— Start EXCERPTED DATA —

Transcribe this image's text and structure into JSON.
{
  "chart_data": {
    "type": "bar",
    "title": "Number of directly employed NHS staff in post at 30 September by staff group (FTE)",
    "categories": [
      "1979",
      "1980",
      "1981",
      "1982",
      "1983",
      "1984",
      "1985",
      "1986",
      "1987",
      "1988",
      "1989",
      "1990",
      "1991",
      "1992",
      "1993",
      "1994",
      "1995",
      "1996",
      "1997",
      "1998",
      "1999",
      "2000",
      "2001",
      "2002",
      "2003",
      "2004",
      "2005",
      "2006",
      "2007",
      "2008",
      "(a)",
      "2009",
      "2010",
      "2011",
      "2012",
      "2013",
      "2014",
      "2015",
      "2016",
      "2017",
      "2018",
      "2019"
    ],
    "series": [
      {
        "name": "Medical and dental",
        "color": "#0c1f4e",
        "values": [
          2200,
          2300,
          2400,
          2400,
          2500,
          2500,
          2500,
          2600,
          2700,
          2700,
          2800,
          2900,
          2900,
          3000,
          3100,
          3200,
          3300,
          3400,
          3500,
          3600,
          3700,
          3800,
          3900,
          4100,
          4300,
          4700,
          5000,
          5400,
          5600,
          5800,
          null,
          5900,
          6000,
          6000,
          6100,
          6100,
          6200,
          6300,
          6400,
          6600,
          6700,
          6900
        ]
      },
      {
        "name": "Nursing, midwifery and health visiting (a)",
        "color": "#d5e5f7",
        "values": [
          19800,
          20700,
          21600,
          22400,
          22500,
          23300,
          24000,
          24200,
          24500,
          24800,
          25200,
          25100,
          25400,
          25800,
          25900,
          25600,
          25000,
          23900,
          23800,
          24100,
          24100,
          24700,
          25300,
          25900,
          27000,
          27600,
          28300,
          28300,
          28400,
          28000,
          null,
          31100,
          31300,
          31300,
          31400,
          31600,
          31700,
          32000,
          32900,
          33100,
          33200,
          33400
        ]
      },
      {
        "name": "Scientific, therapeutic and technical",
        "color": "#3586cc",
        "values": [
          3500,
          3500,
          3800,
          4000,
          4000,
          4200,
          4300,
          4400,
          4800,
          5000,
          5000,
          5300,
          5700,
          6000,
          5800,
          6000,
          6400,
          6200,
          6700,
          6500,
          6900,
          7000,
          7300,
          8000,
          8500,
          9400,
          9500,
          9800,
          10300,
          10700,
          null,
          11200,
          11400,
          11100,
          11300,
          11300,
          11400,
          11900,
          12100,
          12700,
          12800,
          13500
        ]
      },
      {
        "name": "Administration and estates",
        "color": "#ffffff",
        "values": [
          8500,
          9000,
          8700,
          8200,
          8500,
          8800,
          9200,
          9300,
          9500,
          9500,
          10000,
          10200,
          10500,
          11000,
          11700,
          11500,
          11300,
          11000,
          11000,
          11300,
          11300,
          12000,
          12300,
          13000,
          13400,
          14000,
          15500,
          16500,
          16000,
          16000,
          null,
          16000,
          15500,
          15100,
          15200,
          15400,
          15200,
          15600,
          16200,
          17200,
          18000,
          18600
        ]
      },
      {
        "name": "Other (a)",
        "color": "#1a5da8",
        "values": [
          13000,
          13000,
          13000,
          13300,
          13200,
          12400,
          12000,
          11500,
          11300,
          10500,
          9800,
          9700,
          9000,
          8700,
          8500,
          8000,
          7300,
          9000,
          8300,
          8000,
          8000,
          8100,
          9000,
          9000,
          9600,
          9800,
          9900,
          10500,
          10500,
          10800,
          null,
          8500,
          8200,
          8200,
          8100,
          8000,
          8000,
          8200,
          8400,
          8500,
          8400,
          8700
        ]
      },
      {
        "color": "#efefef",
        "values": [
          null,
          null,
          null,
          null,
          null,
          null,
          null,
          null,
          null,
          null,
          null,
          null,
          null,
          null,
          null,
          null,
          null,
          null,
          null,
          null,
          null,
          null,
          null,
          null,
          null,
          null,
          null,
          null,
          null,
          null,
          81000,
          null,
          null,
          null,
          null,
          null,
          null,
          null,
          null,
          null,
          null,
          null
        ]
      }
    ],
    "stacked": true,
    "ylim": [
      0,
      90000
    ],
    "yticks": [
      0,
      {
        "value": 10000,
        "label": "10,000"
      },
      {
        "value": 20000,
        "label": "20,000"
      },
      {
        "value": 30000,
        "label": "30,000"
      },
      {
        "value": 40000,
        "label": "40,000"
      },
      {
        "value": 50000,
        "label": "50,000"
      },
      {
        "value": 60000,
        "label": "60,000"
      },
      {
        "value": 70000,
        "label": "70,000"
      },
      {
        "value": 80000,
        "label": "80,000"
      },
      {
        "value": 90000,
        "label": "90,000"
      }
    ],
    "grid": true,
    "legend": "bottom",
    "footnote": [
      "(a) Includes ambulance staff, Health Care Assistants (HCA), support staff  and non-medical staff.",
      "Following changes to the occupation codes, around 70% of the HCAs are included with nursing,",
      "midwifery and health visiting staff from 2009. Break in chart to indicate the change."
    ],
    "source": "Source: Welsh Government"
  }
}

— End EXCERPTED DATA —
— Start EXCERPTED DATA —

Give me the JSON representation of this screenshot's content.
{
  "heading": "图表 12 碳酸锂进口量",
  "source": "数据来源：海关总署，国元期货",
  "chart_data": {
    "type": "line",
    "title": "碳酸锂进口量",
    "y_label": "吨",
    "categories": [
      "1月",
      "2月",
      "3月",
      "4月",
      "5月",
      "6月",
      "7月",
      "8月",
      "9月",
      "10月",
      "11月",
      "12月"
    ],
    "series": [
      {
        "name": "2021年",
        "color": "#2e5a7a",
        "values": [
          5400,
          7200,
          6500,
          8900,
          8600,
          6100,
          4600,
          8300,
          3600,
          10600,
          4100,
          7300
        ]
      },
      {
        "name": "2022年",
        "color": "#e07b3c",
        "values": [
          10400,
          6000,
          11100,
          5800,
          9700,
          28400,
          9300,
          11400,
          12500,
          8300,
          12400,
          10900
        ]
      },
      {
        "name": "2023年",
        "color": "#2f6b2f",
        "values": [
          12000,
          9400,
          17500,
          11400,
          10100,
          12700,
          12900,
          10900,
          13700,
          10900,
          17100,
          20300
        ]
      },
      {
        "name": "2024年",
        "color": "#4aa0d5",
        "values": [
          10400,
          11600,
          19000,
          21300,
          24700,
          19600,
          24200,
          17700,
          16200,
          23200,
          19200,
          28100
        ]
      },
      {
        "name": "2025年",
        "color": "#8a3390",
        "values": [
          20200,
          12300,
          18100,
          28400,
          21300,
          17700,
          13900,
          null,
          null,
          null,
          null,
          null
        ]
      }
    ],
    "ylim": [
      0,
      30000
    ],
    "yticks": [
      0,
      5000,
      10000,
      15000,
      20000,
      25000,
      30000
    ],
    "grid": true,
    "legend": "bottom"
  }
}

— End EXCERPTED DATA —

WORK INSTRUCTIONS: Respond with nothing but the number of lines in the entries that contain the string "title".

RESULT OF THIS TASK: 2